EXERCISE OBJECTIVE. Note how many lines include the word "Reconciliación", and give that number by itself.
-------- DATA SUPPLIED
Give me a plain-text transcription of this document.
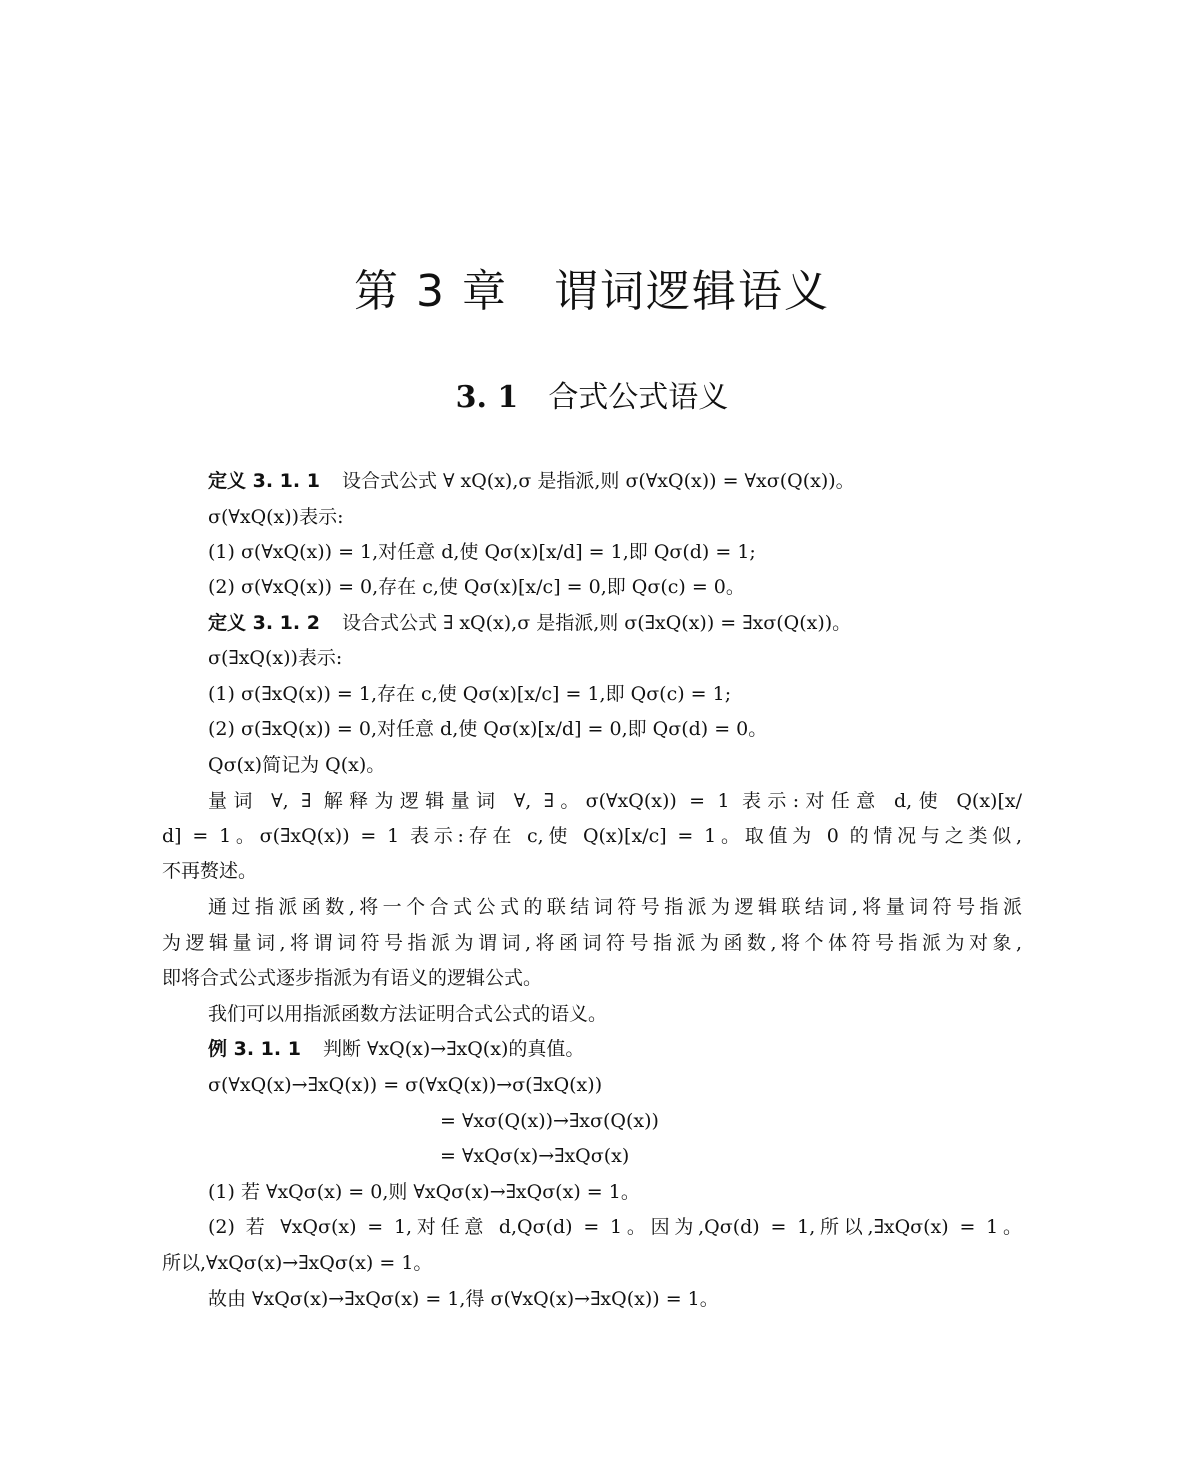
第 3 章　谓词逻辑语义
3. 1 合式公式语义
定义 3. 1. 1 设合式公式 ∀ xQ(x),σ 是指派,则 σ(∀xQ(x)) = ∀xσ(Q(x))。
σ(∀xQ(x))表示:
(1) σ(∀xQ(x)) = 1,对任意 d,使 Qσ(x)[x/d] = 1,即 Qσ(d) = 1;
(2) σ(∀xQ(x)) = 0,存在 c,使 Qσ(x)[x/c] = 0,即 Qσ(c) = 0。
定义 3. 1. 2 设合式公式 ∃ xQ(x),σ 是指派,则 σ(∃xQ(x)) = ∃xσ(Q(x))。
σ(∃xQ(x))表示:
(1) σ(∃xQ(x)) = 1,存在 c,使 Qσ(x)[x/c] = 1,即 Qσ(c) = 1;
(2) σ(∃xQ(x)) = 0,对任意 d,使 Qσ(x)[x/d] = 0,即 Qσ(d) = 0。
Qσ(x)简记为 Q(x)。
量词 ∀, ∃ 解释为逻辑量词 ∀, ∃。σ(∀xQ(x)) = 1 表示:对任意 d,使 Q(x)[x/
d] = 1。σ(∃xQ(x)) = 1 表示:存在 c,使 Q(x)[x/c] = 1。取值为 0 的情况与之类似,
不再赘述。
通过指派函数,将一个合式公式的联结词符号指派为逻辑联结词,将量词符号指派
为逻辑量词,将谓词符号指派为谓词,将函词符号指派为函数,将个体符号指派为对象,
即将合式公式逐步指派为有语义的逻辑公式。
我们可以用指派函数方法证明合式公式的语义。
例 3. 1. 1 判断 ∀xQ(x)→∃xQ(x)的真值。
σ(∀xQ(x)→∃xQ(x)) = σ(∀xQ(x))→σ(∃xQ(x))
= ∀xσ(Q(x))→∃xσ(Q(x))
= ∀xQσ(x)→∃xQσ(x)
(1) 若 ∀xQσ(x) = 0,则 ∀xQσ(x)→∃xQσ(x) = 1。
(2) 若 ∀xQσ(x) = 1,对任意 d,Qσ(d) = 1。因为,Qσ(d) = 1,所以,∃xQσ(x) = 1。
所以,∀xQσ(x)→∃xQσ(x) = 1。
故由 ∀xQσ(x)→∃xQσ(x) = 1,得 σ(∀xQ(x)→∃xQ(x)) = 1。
----------------
-------- DATA SUPPLIED
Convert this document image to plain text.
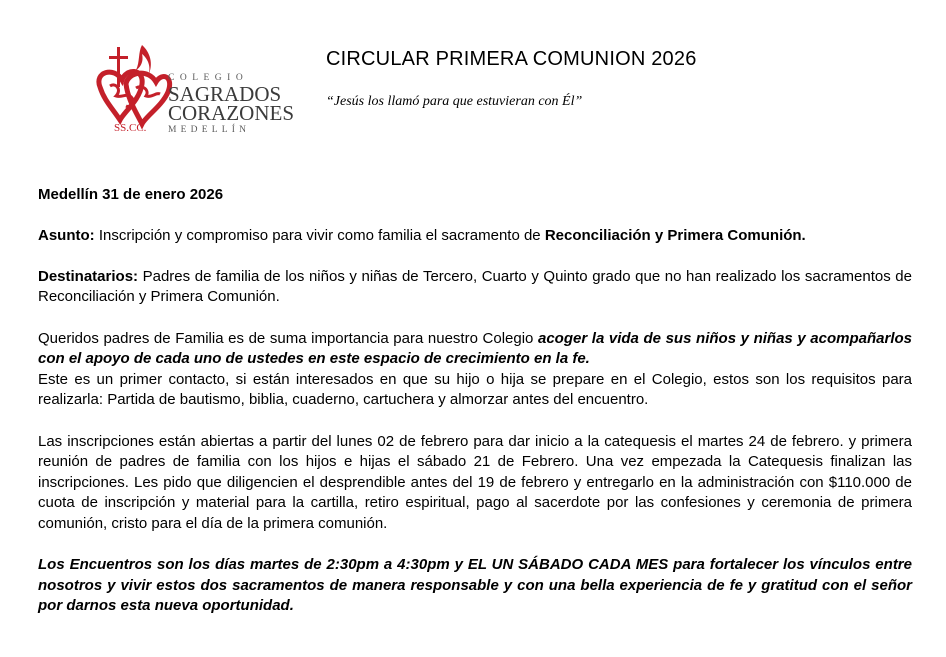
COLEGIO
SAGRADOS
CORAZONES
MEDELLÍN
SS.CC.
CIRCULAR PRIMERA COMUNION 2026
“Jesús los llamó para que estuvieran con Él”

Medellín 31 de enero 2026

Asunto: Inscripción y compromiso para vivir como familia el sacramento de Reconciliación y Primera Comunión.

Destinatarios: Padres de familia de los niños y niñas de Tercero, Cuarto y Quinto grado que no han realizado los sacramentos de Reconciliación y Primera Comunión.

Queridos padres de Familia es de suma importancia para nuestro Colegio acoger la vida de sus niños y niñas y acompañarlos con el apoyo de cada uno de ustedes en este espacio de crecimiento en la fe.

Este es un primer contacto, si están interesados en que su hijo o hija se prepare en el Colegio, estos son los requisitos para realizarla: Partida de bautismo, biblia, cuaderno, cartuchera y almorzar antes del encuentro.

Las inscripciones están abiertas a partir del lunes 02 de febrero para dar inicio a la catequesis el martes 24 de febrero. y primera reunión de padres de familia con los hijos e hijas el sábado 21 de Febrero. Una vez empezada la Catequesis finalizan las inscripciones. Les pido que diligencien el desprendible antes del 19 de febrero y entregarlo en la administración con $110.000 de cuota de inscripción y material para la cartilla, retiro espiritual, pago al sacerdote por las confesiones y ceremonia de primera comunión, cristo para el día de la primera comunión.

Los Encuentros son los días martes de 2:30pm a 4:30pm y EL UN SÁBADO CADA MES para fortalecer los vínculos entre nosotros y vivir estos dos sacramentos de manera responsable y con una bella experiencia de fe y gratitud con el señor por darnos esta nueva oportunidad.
----------------
-------- DATA SUPPLIED
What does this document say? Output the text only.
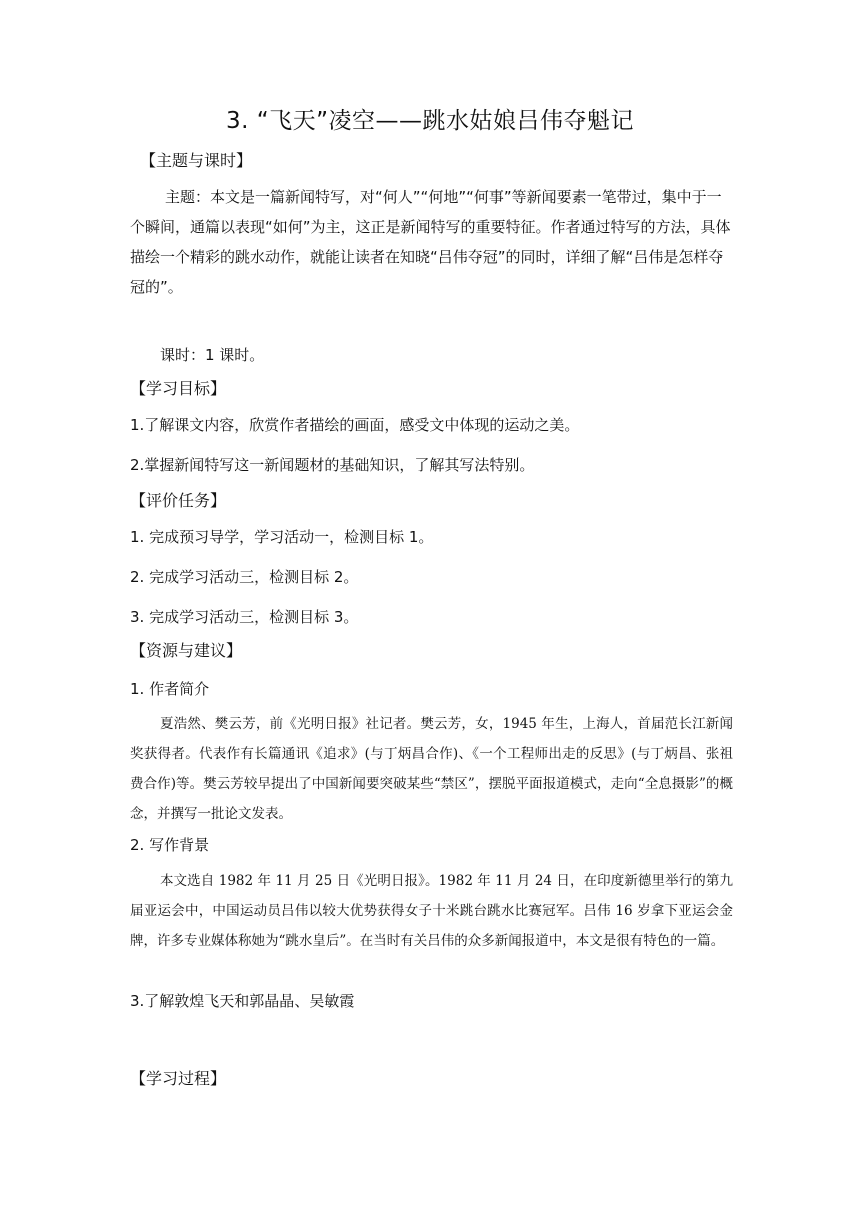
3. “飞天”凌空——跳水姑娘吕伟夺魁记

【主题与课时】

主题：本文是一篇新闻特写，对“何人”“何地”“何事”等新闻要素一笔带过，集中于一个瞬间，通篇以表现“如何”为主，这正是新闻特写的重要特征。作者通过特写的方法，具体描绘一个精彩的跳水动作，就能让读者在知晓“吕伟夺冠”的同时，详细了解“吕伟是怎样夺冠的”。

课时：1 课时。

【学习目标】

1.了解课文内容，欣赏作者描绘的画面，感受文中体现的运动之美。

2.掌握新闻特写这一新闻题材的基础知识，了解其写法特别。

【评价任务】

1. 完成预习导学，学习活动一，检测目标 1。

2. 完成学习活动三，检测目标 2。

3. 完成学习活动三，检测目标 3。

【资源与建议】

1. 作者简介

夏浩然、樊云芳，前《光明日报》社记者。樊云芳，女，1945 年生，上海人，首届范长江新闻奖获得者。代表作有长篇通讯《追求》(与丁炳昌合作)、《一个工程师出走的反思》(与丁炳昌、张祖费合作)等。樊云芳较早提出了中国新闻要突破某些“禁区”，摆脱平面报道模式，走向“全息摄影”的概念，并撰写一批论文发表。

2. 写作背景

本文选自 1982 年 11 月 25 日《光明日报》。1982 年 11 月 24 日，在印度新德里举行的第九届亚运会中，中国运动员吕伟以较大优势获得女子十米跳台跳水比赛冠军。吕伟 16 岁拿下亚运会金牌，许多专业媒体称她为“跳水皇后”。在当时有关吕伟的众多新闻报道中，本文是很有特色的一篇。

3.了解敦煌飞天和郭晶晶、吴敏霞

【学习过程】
----------------
FINAL RESULT. 2